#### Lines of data
>> Begin

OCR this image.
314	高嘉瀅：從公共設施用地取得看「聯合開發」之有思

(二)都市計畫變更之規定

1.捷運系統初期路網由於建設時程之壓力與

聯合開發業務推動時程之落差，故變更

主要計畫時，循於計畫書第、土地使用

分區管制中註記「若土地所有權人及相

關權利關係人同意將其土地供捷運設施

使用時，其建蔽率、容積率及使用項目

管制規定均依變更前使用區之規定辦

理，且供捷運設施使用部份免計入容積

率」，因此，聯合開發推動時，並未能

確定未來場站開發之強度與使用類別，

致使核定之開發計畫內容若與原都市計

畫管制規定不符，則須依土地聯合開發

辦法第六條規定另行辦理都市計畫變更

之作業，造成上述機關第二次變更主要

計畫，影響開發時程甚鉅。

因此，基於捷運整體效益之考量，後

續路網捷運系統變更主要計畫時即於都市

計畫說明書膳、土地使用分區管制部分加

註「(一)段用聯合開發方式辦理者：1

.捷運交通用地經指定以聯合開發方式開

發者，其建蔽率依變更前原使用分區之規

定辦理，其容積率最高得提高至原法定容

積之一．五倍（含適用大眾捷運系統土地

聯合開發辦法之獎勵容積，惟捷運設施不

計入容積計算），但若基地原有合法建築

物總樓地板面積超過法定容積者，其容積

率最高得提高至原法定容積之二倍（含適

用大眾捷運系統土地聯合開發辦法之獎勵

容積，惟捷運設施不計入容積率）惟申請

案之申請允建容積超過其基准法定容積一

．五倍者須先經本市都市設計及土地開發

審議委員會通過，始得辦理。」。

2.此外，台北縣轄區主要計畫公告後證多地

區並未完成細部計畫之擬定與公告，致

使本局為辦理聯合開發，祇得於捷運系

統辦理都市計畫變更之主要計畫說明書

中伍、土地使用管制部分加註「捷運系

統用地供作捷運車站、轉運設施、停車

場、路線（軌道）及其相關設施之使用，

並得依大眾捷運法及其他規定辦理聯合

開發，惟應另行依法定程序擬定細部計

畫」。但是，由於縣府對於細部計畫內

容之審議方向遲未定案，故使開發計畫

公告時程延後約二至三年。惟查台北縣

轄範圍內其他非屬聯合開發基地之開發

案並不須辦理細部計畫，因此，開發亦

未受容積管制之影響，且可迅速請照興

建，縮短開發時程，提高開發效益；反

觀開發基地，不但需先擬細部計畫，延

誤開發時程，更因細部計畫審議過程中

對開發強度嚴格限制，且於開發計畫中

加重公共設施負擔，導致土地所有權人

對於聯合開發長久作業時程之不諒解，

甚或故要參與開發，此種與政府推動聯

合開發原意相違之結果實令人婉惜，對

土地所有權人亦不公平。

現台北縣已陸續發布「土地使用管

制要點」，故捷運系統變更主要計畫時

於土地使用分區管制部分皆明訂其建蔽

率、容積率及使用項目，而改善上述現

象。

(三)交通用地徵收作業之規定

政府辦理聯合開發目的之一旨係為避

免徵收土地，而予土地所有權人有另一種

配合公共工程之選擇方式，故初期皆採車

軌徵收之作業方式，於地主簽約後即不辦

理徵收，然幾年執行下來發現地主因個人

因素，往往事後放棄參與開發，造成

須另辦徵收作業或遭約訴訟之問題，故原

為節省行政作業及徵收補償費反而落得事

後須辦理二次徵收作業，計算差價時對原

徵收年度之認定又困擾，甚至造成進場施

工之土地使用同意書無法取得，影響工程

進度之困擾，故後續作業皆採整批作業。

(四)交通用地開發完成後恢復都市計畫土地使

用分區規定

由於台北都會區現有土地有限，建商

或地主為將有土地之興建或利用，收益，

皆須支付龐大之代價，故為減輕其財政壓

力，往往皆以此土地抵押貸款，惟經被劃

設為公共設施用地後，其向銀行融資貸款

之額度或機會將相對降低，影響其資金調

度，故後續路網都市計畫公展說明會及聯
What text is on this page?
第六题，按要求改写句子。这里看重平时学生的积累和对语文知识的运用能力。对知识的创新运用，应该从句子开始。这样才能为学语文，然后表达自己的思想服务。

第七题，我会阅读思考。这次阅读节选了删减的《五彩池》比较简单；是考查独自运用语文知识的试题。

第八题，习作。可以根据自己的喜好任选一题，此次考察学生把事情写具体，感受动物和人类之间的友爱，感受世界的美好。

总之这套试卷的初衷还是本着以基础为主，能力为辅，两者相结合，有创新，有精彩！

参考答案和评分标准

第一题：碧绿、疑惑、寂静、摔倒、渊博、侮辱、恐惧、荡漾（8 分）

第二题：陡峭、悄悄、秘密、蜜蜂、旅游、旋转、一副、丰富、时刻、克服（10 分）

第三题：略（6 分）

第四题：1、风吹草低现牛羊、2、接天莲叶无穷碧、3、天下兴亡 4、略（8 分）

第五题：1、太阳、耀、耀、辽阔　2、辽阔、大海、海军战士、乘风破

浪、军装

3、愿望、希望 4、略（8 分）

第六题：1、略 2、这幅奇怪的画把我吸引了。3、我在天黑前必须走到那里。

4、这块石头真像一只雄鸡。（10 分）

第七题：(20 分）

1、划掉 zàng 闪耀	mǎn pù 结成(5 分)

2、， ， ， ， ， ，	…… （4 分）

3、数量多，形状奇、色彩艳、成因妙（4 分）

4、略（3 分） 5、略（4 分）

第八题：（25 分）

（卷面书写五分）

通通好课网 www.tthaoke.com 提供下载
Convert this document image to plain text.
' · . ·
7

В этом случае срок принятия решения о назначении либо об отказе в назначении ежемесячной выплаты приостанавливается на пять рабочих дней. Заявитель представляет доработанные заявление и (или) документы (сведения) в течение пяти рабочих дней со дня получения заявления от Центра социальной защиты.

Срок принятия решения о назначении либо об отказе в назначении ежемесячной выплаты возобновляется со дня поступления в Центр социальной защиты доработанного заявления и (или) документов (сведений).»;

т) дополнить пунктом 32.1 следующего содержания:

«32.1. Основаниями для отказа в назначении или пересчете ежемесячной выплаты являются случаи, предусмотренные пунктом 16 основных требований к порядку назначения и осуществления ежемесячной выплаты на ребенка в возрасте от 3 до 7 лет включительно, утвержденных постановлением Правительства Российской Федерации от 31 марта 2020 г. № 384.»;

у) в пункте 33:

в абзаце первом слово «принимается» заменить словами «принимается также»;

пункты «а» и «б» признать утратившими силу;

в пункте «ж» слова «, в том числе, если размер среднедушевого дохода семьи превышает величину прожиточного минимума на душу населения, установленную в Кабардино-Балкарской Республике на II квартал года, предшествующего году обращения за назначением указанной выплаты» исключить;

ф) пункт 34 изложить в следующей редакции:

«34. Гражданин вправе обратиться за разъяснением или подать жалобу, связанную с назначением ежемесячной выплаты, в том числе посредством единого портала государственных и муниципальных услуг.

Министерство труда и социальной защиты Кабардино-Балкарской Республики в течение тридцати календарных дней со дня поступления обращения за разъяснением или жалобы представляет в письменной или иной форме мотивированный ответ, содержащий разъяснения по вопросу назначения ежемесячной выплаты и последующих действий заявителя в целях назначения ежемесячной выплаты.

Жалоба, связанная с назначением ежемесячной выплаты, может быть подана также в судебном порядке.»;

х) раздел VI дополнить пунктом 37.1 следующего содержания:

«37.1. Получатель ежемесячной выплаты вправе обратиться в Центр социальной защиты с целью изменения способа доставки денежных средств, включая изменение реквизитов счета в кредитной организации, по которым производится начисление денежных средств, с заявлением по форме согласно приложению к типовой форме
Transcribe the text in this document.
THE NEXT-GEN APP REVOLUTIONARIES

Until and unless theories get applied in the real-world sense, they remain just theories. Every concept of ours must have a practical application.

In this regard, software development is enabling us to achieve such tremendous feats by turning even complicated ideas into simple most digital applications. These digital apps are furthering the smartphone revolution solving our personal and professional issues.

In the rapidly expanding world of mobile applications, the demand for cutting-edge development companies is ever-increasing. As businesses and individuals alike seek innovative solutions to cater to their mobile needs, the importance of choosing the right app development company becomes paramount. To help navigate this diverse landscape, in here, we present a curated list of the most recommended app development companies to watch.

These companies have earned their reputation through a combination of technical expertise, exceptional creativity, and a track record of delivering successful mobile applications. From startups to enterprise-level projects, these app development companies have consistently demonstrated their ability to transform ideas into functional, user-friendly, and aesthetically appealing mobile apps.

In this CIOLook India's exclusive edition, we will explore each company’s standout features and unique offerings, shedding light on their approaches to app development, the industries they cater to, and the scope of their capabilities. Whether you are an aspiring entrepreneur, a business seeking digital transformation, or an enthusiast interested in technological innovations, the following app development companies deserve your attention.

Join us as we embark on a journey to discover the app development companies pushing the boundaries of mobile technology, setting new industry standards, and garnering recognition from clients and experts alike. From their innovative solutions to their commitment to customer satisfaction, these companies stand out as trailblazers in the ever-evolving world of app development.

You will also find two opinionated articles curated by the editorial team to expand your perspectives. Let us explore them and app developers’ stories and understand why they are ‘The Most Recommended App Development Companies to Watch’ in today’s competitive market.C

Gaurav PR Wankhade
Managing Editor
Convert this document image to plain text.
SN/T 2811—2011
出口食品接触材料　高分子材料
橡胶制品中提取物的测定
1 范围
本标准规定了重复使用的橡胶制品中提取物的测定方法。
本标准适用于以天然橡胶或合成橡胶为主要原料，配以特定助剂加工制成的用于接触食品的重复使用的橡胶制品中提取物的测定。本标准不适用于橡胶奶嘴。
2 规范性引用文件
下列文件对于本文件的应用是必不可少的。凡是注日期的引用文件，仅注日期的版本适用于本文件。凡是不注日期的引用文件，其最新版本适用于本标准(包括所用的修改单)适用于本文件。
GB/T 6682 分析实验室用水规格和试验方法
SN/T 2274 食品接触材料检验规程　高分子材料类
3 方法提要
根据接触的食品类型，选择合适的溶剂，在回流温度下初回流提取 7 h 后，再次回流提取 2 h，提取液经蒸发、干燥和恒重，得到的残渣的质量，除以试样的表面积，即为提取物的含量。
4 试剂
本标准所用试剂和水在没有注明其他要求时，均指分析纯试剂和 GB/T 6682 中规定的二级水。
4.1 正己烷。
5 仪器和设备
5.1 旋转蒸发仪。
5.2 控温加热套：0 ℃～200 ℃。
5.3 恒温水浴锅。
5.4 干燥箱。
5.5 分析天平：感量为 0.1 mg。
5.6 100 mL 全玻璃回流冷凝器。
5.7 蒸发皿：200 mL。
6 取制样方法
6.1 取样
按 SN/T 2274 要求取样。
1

>> End

#### Work to do
In the data above, how many lines contain the string "заявления"? Answer with the number only.

#### Output for this exercise
2